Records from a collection
══════

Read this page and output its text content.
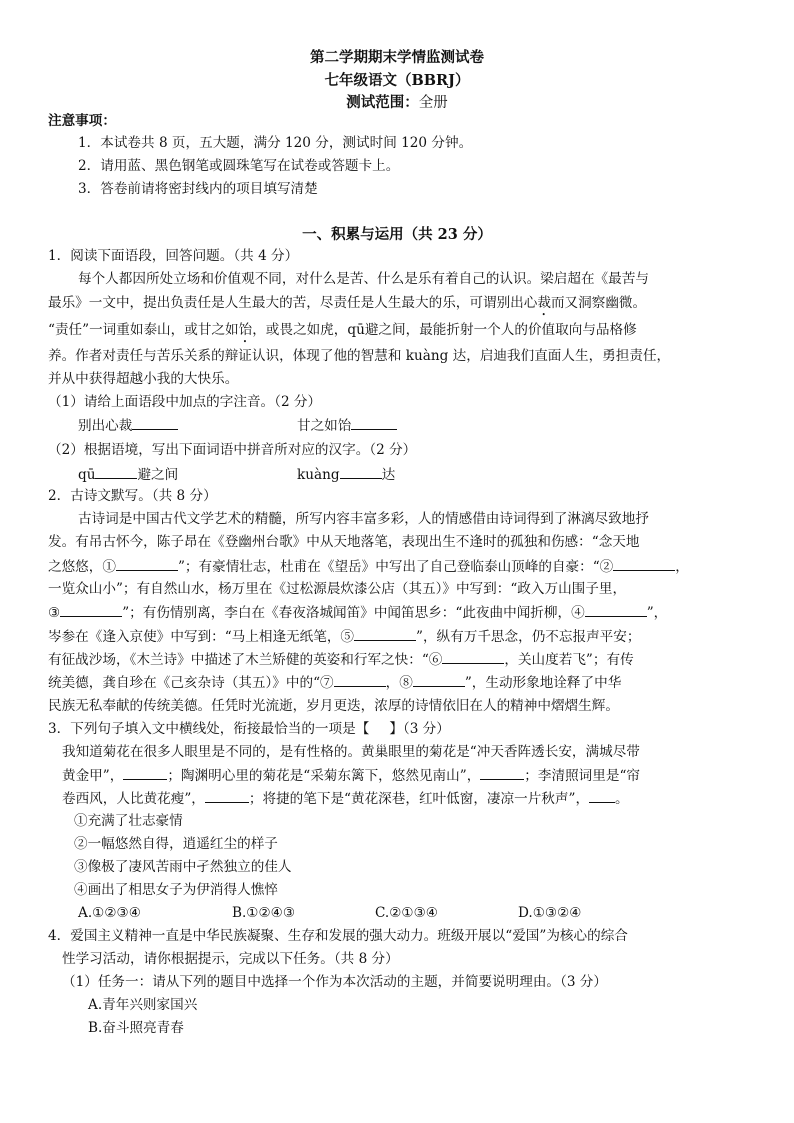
第二学期期末学情监测试卷
七年级语文（BBRJ）
测试范围：全册
注意事项：
1．本试卷共 8 页，五大题，满分 120 分，测试时间 120 分钟。
2．请用蓝、黑色钢笔或圆珠笔写在试卷或答题卡上。
3．答卷前请将密封线内的项目填写清楚
一、积累与运用（共 23 分）
1．阅读下面语段，回答问题。（共 4 分）
每个人都因所处立场和价值观不同，对什么是苦、什么是乐有着自己的认识。梁启超在《最苦与
最乐》一文中，提出负责任是人生最大的苦，尽责任是人生最大的乐，可谓别出心裁而又洞察幽微。
“责任”一词重如泰山，或甘之如饴，或畏之如虎，qū避之间，最能折射一个人的价值取向与品格修
养。作者对责任与苦乐关系的辩证认识，体现了他的智慧和 kuàng 达，启迪我们直面人生，勇担责任，
并从中获得超越小我的大快乐。
（1）请给上面语段中加点的字注音。（2 分）
别出心裁	甘之如饴
（2）根据语境，写出下面词语中拼音所对应的汉字。（2 分）
qū	避之间	kuàng	达
2．古诗文默写。（共 8 分）
古诗词是中国古代文学艺术的精髓，所写内容丰富多彩，人的情感借由诗词得到了淋漓尽致地抒
发。有吊古怀今，陈子昂在《登幽州台歌》中从天地落笔，表现出生不逢时的孤独和伤感：“念天地
之悠悠，①	”；有豪情壮志，杜甫在《望岳》中写出了自己登临泰山顶峰的自豪：“②	，
一览众山小”；有自然山水，杨万里在《过松源晨炊漆公店（其五）》中写到：“政入万山围子里，
③	”；有伤情别离，李白在《春夜洛城闻笛》中闻笛思乡：“此夜曲中闻折柳，④	”，
岑参在《逢入京使》中写到：“马上相逢无纸笔，⑤	”，纵有万千思念，仍不忘报声平安；
有征战沙场，《木兰诗》中描述了木兰矫健的英姿和行军之快：“⑥	，关山度若飞”；有传
统美德，龚自珍在《己亥杂诗（其五）》中的“⑦	，⑧	”，生动形象地诠释了中华
民族无私奉献的传统美德。任凭时光流逝，岁月更迭，浓厚的诗情依旧在人的精神中熠熠生辉。
3．下列句子填入文中横线处，衔接最恰当的一项是【 】（3 分）
我知道菊花在很多人眼里是不同的，是有性格的。黄巢眼里的菊花是“冲天香阵透长安，满城尽带
黄金甲”，	；陶渊明心里的菊花是“采菊东篱下，悠然见南山”，	；李清照词里是“帘
卷西风，人比黄花瘦”，	；将捷的笔下是“黄花深巷，红叶低窗，凄凉一片秋声”， 。
①充满了壮志豪情
②一幅悠然自得，逍遥红尘的样子
③像极了凄风苦雨中孑然独立的佳人
④画出了相思女子为伊消得人憔悴
A.①②③④	B.①②④③	C.②①③④	D.①③②④
4．爱国主义精神一直是中华民族凝聚、生存和发展的强大动力。班级开展以“爱国”为核心的综合
性学习活动，请你根据提示，完成以下任务。（共 8 分）
（1）任务一：请从下列的题目中选择一个作为本次活动的主题，并简要说明理由。（3 分）
A.青年兴则家国兴
B.奋斗照亮青春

══════

• [INSTRUCTIONS TO FOLLOW]:
All the lines above are to be given again exactly as they read, with the pictures removed.

• [RESPONSE]:
Read this page and output its text content.
第二学期期末学情监测试卷
七年级语文（BBRJ）
测试范围：全册
注意事项：
1．本试卷共 8 页，五大题，满分 120 分，测试时间 120 分钟。
2．请用蓝、黑色钢笔或圆珠笔写在试卷或答题卡上。
3．答卷前请将密封线内的项目填写清楚
一、积累与运用（共 23 分）
1．阅读下面语段，回答问题。（共 4 分）
每个人都因所处立场和价值观不同，对什么是苦、什么是乐有着自己的认识。梁启超在《最苦与
最乐》一文中，提出负责任是人生最大的苦，尽责任是人生最大的乐，可谓别出心裁而又洞察幽微。
“责任”一词重如泰山，或甘之如饴，或畏之如虎，qū避之间，最能折射一个人的价值取向与品格修
养。作者对责任与苦乐关系的辩证认识，体现了他的智慧和 kuàng 达，启迪我们直面人生，勇担责任，
并从中获得超越小我的大快乐。
（1）请给上面语段中加点的字注音。（2 分）
别出心裁	甘之如饴
（2）根据语境，写出下面词语中拼音所对应的汉字。（2 分）
qū	避之间	kuàng	达
2．古诗文默写。（共 8 分）
古诗词是中国古代文学艺术的精髓，所写内容丰富多彩，人的情感借由诗词得到了淋漓尽致地抒
发。有吊古怀今，陈子昂在《登幽州台歌》中从天地落笔，表现出生不逢时的孤独和伤感：“念天地
之悠悠，①	”；有豪情壮志，杜甫在《望岳》中写出了自己登临泰山顶峰的自豪：“②	，
一览众山小”；有自然山水，杨万里在《过松源晨炊漆公店（其五）》中写到：“政入万山围子里，
③	”；有伤情别离，李白在《春夜洛城闻笛》中闻笛思乡：“此夜曲中闻折柳，④	”，
岑参在《逢入京使》中写到：“马上相逢无纸笔，⑤	”，纵有万千思念，仍不忘报声平安；
有征战沙场，《木兰诗》中描述了木兰矫健的英姿和行军之快：“⑥	，关山度若飞”；有传
统美德，龚自珍在《己亥杂诗（其五）》中的“⑦	，⑧	”，生动形象地诠释了中华
民族无私奉献的传统美德。任凭时光流逝，岁月更迭，浓厚的诗情依旧在人的精神中熠熠生辉。
3．下列句子填入文中横线处，衔接最恰当的一项是【 】（3 分）
我知道菊花在很多人眼里是不同的，是有性格的。黄巢眼里的菊花是“冲天香阵透长安，满城尽带
黄金甲”，	；陶渊明心里的菊花是“采菊东篱下，悠然见南山”，	；李清照词里是“帘
卷西风，人比黄花瘦”，	；将捷的笔下是“黄花深巷，红叶低窗，凄凉一片秋声”， 。
①充满了壮志豪情
②一幅悠然自得，逍遥红尘的样子
③像极了凄风苦雨中孑然独立的佳人
④画出了相思女子为伊消得人憔悴
A.①②③④	B.①②④③	C.②①③④	D.①③②④
4．爱国主义精神一直是中华民族凝聚、生存和发展的强大动力。班级开展以“爱国”为核心的综合
性学习活动，请你根据提示，完成以下任务。（共 8 分）
（1）任务一：请从下列的题目中选择一个作为本次活动的主题，并简要说明理由。（3 分）
A.青年兴则家国兴
B.奋斗照亮青春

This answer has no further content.